EXERCISE AIM: Keep the pictures out and restate every record exactly.

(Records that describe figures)
══════════════════════════════

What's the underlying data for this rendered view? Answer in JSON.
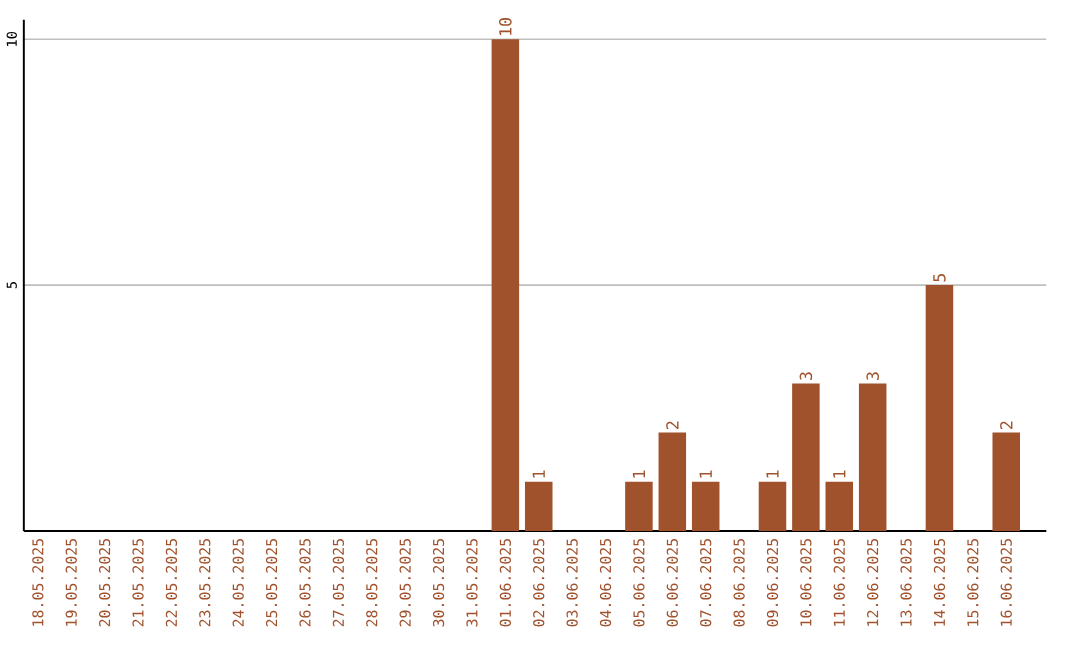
{
  "chart_data": {
    "type": "bar",
    "categories": [
      "18.05.2025",
      "19.05.2025",
      "20.05.2025",
      "21.05.2025",
      "22.05.2025",
      "23.05.2025",
      "24.05.2025",
      "25.05.2025",
      "26.05.2025",
      "27.05.2025",
      "28.05.2025",
      "29.05.2025",
      "30.05.2025",
      "31.05.2025",
      "01.06.2025",
      "02.06.2025",
      "03.06.2025",
      "04.06.2025",
      "05.06.2025",
      "06.06.2025",
      "07.06.2025",
      "08.06.2025",
      "09.06.2025",
      "10.06.2025",
      "11.06.2025",
      "12.06.2025",
      "13.06.2025",
      "14.06.2025",
      "15.06.2025",
      "16.06.2025"
    ],
    "values": [
      0,
      0,
      0,
      0,
      0,
      0,
      0,
      0,
      0,
      0,
      0,
      0,
      0,
      0,
      10,
      1,
      0,
      0,
      1,
      2,
      1,
      0,
      1,
      3,
      1,
      3,
      0,
      5,
      0,
      2
    ],
    "value_labels": [
      null,
      null,
      null,
      null,
      null,
      null,
      null,
      null,
      null,
      null,
      null,
      null,
      null,
      null,
      "10",
      "1",
      null,
      null,
      "1",
      "2",
      "1",
      null,
      "1",
      "3",
      "1",
      "3",
      null,
      "5",
      null,
      "2"
    ],
    "color": "#a0522d",
    "ylim": [
      0,
      10.4
    ],
    "yticks": [
      5,
      10
    ],
    "grid": "y"
  }
}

══════════════════════════════

ANSWER IN FULL:
What's the underlying data for this rendered view? Answer in JSON.
{
  "chart_data": {
    "type": "bar",
    "categories": [
      "18.05.2025",
      "19.05.2025",
      "20.05.2025",
      "21.05.2025",
      "22.05.2025",
      "23.05.2025",
      "24.05.2025",
      "25.05.2025",
      "26.05.2025",
      "27.05.2025",
      "28.05.2025",
      "29.05.2025",
      "30.05.2025",
      "31.05.2025",
      "01.06.2025",
      "02.06.2025",
      "03.06.2025",
      "04.06.2025",
      "05.06.2025",
      "06.06.2025",
      "07.06.2025",
      "08.06.2025",
      "09.06.2025",
      "10.06.2025",
      "11.06.2025",
      "12.06.2025",
      "13.06.2025",
      "14.06.2025",
      "15.06.2025",
      "16.06.2025"
    ],
    "values": [
      0,
      0,
      0,
      0,
      0,
      0,
      0,
      0,
      0,
      0,
      0,
      0,
      0,
      0,
      10,
      1,
      0,
      0,
      1,
      2,
      1,
      0,
      1,
      3,
      1,
      3,
      0,
      5,
      0,
      2
    ],
    "value_labels": [
      null,
      null,
      null,
      null,
      null,
      null,
      null,
      null,
      null,
      null,
      null,
      null,
      null,
      null,
      "10",
      "1",
      null,
      null,
      "1",
      "2",
      "1",
      null,
      "1",
      "3",
      "1",
      "3",
      null,
      "5",
      null,
      "2"
    ],
    "color": "#a0522d",
    "ylim": [
      0,
      10.4
    ],
    "yticks": [
      5,
      10
    ],
    "grid": "y"
  }
}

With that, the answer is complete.